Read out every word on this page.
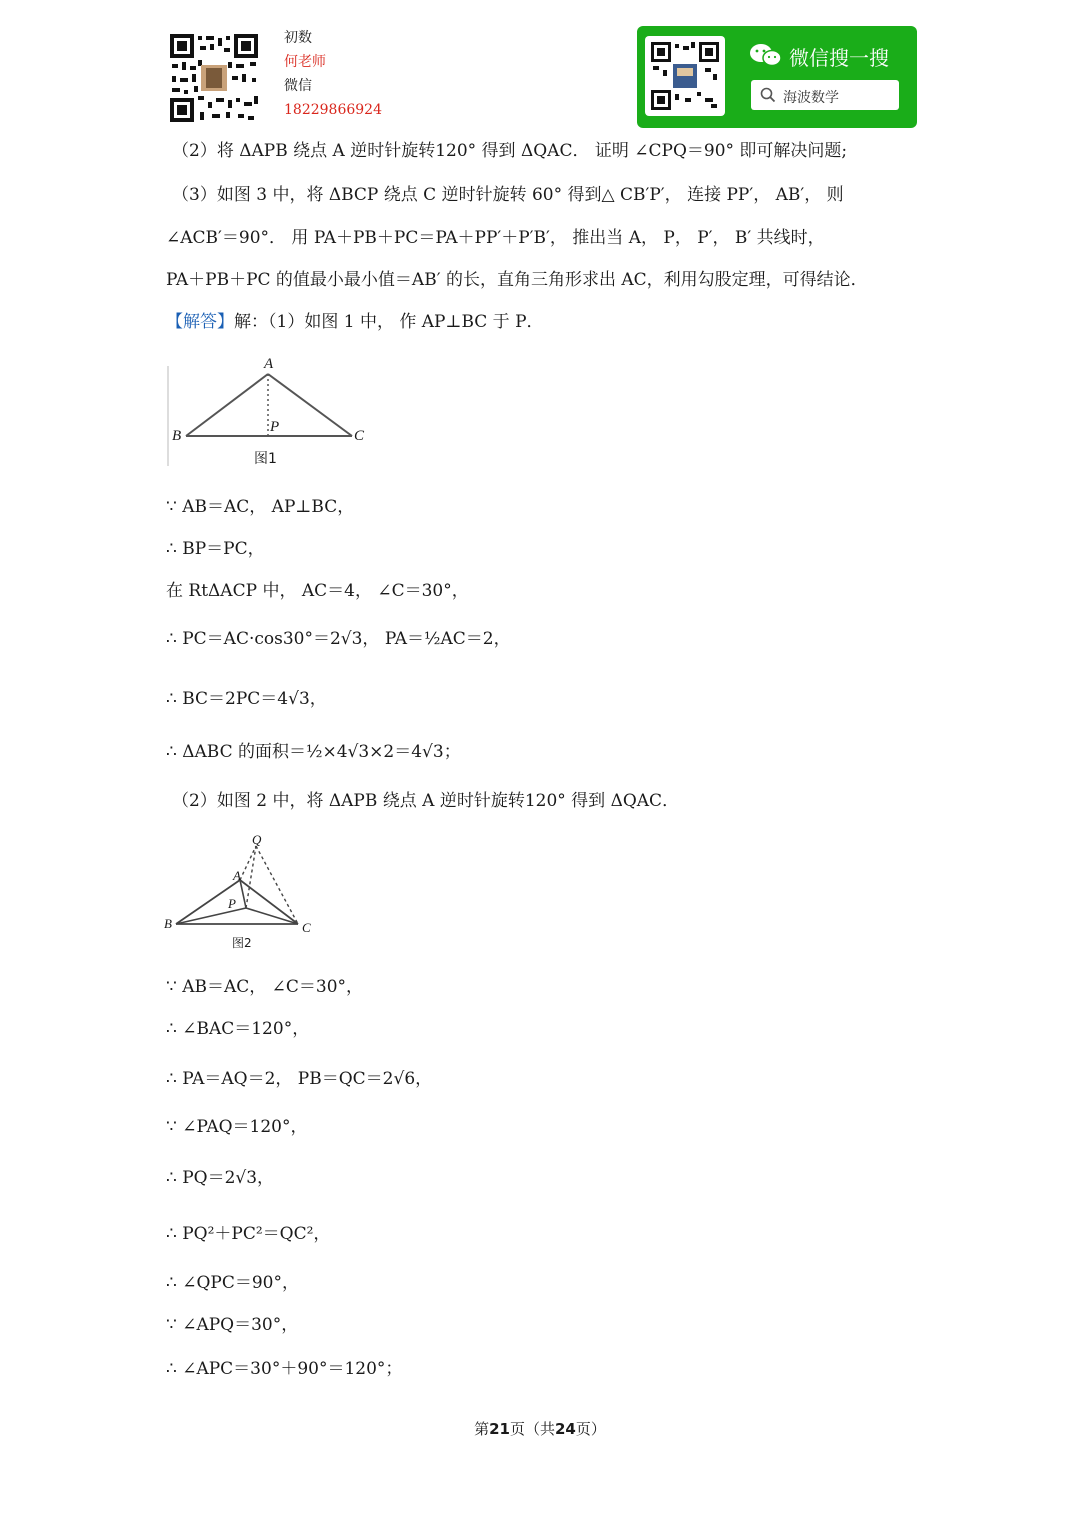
初数
何老师
微信
18229866924
微信搜一搜
海波数学
（2）将 ΔAPB 绕点 A 逆时针旋转120° 得到 ΔQAC． 证明 ∠CPQ＝90° 即可解决问题;
（3）如图 3 中，将 ΔBCP 绕点 C 逆时针旋转 60° 得到△ CB′P′， 连接 PP′， AB′， 则
∠ACB′＝90°． 用 PA＋PB＋PC＝PA＋PP′＋P′B′， 推出当 A， P， P′， B′ 共线时，
PA＋PB＋PC 的值最小最小值＝AB′ 的长，直角三角形求出 AC，利用勾股定理，可得结论．
【解答】解：（1）如图 1 中， 作 AP⊥BC 于 P．
A
B	C
P
图1
∵ AB＝AC， AP⊥BC，
∴ BP＝PC，
在 RtΔACP 中， AC＝4， ∠C＝30°，
∴ PC＝AC·cos30°＝2√3， PA＝½AC＝2，
∴ BC＝2PC＝4√3，
∴ ΔABC 的面积＝½×4√3×2＝4√3；
（2）如图 2 中，将 ΔAPB 绕点 A 逆时针旋转120° 得到 ΔQAC．
Q
A
B	C
P
图2
∵ AB＝AC， ∠C＝30°，
∴ ∠BAC＝120°，
∴ PA＝AQ＝2， PB＝QC＝2√6，
∵ ∠PAQ＝120°，
∴ PQ＝2√3，
∴ PQ²＋PC²＝QC²，
∴ ∠QPC＝90°，
∵ ∠APQ＝30°，
∴ ∠APC＝30°＋90°＝120°；
第21页（共24页）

What to do: Locate the word "ΔAPB" in the records above, and return each line that has it.

Correct output:
（2）将 ΔAPB 绕点 A 逆时针旋转120° 得到 ΔQAC． 证明 ∠CPQ＝90° 即可解决问题;
（2）如图 2 中，将 ΔAPB 绕点 A 逆时针旋转120° 得到 ΔQAC．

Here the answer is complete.